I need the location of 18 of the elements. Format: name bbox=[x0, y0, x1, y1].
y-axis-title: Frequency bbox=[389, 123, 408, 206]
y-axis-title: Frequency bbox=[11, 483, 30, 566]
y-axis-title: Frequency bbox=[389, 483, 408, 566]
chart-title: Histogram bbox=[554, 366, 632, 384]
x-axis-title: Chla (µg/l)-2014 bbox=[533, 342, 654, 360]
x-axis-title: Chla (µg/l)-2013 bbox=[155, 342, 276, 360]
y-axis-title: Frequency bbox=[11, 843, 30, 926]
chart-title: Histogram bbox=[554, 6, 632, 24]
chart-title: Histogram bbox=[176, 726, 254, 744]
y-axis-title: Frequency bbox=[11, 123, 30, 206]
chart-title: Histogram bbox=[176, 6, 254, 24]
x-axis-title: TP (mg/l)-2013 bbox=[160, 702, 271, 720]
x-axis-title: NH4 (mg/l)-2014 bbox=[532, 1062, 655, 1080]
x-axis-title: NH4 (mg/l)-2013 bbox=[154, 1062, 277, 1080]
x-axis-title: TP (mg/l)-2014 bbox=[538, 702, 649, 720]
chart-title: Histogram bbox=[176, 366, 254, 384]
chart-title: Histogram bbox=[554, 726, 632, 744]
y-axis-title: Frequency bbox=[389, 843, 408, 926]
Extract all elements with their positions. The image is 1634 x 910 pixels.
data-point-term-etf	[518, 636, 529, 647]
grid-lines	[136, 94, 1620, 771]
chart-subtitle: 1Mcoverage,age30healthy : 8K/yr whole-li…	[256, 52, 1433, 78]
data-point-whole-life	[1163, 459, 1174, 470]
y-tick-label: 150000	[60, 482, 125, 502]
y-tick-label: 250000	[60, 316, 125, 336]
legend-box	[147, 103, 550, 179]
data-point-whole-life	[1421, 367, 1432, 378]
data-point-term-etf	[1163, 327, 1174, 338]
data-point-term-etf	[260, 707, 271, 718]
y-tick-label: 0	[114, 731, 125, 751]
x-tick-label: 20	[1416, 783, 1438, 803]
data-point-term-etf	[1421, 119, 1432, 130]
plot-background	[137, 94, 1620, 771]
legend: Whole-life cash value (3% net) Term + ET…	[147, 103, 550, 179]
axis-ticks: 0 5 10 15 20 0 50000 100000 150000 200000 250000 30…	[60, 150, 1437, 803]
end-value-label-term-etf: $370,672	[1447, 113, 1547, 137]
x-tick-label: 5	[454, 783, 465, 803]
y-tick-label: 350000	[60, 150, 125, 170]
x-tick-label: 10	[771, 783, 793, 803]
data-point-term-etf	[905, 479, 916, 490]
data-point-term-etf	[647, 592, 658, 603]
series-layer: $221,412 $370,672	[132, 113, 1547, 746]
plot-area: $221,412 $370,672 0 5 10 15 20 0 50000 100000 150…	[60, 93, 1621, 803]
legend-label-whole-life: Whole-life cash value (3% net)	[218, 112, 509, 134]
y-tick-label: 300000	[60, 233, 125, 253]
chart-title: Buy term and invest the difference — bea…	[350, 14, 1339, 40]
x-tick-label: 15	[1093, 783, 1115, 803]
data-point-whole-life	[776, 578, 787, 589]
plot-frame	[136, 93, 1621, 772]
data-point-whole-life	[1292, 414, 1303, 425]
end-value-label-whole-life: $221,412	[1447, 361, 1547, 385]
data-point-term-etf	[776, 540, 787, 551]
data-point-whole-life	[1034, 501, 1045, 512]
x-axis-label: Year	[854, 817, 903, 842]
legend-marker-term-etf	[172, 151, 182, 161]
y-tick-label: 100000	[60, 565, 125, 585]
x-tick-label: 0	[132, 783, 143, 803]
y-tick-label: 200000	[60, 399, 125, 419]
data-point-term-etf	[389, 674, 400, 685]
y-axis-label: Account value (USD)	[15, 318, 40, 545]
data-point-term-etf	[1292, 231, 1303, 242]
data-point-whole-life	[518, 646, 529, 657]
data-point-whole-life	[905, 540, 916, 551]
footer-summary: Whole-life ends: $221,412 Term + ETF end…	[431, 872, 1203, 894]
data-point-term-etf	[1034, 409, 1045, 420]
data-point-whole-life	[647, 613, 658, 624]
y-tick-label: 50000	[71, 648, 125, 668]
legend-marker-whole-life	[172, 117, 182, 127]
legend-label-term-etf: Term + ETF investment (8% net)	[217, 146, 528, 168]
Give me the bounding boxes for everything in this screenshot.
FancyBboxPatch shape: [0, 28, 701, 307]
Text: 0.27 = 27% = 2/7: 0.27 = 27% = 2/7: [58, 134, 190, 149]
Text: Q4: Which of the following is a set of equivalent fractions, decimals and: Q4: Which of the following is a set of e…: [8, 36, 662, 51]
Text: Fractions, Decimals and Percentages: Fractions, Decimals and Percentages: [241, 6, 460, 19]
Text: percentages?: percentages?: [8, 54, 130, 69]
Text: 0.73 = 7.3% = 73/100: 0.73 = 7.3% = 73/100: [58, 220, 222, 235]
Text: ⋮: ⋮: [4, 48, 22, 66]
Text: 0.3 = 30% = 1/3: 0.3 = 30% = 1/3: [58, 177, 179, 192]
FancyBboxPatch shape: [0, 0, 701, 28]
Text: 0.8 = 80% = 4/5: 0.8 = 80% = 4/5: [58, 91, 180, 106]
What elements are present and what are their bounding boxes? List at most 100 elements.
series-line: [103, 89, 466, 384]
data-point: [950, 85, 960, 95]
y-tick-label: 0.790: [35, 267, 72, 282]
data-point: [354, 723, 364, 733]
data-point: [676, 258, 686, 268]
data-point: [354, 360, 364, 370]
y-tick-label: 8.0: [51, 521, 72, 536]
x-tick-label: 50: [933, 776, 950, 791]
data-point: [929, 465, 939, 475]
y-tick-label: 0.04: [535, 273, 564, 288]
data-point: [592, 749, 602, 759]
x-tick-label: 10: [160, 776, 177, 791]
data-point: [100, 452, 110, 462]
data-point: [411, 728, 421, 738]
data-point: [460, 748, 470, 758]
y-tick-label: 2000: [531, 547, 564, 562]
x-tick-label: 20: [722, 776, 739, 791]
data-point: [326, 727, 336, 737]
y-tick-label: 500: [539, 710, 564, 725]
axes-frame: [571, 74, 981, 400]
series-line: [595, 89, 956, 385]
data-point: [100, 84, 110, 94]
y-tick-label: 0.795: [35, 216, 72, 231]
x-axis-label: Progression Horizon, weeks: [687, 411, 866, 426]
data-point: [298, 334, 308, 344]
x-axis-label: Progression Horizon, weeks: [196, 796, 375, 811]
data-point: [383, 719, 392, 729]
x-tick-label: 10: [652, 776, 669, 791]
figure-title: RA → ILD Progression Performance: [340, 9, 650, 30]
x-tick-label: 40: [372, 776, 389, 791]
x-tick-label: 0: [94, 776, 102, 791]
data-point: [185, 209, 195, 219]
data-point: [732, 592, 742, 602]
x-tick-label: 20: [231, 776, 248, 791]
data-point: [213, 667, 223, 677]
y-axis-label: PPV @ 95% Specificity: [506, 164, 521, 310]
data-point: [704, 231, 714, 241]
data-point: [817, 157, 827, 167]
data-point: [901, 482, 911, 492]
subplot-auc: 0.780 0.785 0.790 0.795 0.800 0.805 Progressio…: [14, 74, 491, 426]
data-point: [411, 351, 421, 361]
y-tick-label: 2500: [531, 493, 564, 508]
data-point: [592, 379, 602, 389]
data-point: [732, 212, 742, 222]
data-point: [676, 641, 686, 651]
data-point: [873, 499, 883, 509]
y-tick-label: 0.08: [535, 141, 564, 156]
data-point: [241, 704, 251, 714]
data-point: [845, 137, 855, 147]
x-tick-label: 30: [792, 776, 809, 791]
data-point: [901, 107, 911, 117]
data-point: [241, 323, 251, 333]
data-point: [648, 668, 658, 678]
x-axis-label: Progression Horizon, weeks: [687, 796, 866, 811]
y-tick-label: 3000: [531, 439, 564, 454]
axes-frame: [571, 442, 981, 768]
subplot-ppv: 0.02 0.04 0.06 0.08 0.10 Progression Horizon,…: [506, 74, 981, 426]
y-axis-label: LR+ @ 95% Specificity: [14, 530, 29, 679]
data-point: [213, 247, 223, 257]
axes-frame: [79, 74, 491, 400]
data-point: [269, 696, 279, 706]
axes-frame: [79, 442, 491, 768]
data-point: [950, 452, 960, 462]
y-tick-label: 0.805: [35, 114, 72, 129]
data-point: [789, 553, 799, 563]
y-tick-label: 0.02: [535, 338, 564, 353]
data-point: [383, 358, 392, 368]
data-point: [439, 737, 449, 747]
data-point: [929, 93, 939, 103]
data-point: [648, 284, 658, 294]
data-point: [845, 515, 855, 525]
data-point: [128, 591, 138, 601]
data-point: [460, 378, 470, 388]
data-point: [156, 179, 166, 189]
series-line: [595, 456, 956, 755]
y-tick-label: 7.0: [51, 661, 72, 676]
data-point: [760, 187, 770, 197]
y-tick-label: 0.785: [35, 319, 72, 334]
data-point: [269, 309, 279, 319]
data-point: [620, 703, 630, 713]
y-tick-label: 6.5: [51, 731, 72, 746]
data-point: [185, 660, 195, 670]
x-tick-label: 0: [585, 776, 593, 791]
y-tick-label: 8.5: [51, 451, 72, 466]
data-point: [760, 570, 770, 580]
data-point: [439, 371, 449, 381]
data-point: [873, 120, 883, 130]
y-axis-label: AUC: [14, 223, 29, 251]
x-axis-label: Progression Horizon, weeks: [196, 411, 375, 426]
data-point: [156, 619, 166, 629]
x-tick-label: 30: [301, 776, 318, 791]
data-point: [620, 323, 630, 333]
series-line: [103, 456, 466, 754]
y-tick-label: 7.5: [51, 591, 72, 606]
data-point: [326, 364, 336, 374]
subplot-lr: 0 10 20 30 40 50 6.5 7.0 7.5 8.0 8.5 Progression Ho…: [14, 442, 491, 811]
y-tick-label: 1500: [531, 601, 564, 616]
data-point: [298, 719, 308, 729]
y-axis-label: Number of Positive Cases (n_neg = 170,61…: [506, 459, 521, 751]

_What the task requires_
Repeat the data from its first line through the line with "x-axis-title: NH4 (mg/l)-2014", swapping every "Histogram" for "Distribution" and changing nothing else.

_Complete output_
I need the location of 18 of the elements. Format: name bbox=[x0, y0, x1, y1].
y-axis-title: Frequency bbox=[389, 123, 408, 206]
y-axis-title: Frequency bbox=[11, 483, 30, 566]
y-axis-title: Frequency bbox=[389, 483, 408, 566]
chart-title: Distribution bbox=[554, 366, 632, 384]
x-axis-title: Chla (µg/l)-2014 bbox=[533, 342, 654, 360]
x-axis-title: Chla (µg/l)-2013 bbox=[155, 342, 276, 360]
y-axis-title: Frequency bbox=[11, 843, 30, 926]
chart-title: Distribution bbox=[554, 6, 632, 24]
chart-title: Distribution bbox=[176, 726, 254, 744]
y-axis-title: Frequency bbox=[11, 123, 30, 206]
chart-title: Distribution bbox=[176, 6, 254, 24]
x-axis-title: TP (mg/l)-2013 bbox=[160, 702, 271, 720]
x-axis-title: NH4 (mg/l)-2014 bbox=[532, 1062, 655, 1080]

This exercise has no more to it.